Exercise details: Render this sentence from the mailing list thread on external file fields in Spanish: "I want to use external file field to store frequently changing inventory and price data."

You are viewing a plain text version of this content. The canonical link for it is here.
Posted to solr-user@lucene.apache.org by Brian Yee <by...@wayfair.com> on 2018/02/01 18:55:50 UTC

External file fields

Hello,

I want to use external file field to store frequently changing inventory and price data. I got a proof of concept working with a mock text file and this will suit my needs.

What is the best way to keep this file updated in a fast way. Ideally I would like to read changes from a Kafka queue and write to the file. But it seems like I would have to open the whole file, read the whole file, find the line I want to change, and write the whole file for every change. Is there a better way to do that? That approach seems like it would be difficult/slow if the file is several million lines long.

Also, once I come up with a way to update the file quickly, what is the best way to distribute the file to all the different solrcloud nodes in the correct directory?

Re: External file fields

Posted by Charlie Hull <ch...@flax.co.uk>.
On 01/02/2018 18:55, Brian Yee wrote:
> Hello,
> 
> I want to use external file field to store frequently changing inventory and price data. I got a proof of concept working with a mock text file and this will suit my needs.

Stored items from a collection
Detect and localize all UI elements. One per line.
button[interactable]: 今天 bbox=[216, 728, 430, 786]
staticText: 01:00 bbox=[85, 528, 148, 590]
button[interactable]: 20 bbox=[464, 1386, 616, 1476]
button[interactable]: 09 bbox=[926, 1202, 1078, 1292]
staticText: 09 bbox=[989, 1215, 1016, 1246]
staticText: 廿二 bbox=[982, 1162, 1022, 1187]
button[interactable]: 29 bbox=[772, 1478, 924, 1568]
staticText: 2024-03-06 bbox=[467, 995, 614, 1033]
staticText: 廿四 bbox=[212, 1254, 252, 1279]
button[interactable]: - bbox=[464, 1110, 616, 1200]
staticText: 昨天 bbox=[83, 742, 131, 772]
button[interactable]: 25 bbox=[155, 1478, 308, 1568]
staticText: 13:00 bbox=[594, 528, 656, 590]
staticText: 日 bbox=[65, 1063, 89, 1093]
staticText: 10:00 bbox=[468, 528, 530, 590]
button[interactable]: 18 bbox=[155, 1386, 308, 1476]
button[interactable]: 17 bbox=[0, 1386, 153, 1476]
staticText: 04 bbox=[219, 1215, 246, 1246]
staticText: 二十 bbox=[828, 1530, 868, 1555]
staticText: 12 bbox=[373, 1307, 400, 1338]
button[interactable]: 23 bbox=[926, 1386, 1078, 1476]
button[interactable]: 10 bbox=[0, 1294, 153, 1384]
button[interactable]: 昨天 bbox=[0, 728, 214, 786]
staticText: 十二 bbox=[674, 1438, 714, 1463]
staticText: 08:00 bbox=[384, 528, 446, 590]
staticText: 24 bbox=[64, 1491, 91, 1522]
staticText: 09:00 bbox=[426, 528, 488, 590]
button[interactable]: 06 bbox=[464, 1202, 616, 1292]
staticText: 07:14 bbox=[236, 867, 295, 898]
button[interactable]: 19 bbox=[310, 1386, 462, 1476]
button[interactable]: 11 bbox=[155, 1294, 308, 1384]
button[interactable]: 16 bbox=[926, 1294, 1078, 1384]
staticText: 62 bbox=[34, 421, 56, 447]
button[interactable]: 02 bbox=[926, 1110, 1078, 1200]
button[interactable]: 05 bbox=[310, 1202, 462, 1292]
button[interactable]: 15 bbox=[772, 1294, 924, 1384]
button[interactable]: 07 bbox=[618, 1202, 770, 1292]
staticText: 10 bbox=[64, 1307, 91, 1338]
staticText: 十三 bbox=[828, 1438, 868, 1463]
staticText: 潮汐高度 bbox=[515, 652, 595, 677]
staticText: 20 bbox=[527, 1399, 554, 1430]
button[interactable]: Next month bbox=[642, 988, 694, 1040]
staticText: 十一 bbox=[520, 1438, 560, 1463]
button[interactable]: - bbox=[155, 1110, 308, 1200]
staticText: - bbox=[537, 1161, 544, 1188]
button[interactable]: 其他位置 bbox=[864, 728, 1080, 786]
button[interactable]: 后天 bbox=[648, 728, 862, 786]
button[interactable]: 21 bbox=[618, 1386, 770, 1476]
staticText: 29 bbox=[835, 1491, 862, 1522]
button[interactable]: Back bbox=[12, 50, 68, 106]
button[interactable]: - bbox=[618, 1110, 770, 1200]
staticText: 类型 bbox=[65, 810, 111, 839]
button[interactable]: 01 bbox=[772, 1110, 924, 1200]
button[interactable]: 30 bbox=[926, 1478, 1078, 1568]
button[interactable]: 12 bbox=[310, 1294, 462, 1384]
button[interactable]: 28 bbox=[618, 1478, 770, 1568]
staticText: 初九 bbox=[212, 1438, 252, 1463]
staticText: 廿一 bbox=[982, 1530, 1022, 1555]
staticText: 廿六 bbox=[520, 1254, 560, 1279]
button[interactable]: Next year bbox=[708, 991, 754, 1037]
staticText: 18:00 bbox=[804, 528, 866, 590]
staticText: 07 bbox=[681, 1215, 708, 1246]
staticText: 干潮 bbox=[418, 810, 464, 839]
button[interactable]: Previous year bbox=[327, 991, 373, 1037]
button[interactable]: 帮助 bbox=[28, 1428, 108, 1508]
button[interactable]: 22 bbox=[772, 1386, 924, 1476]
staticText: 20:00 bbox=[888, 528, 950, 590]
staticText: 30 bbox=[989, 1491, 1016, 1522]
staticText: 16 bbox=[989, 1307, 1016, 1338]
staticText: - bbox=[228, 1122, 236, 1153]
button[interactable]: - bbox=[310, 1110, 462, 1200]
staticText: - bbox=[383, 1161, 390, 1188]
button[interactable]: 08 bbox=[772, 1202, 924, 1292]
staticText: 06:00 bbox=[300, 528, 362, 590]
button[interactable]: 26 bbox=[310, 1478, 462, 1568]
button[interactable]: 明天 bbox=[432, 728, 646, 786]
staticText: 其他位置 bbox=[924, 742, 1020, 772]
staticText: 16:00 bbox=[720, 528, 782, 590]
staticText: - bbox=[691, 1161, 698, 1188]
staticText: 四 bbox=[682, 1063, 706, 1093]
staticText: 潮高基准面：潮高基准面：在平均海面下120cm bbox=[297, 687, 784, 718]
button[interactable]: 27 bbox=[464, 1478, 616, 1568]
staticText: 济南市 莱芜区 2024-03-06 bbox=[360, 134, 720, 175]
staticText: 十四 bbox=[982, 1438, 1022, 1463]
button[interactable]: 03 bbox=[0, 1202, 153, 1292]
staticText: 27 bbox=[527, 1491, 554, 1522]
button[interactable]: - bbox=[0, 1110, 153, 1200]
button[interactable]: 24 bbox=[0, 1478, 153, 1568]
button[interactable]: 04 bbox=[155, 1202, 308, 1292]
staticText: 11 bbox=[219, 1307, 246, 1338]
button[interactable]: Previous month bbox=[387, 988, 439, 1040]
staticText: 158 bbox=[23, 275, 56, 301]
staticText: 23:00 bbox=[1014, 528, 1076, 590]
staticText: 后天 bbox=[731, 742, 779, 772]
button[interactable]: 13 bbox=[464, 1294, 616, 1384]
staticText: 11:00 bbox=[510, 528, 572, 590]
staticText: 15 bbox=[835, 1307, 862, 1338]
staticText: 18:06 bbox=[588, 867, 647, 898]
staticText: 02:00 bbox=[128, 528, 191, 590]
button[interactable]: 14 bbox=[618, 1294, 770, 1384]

Completed exercise: Quiero usar el campo de archivo externo para almacenar datos de inventario y precios que cambian con frecuencia.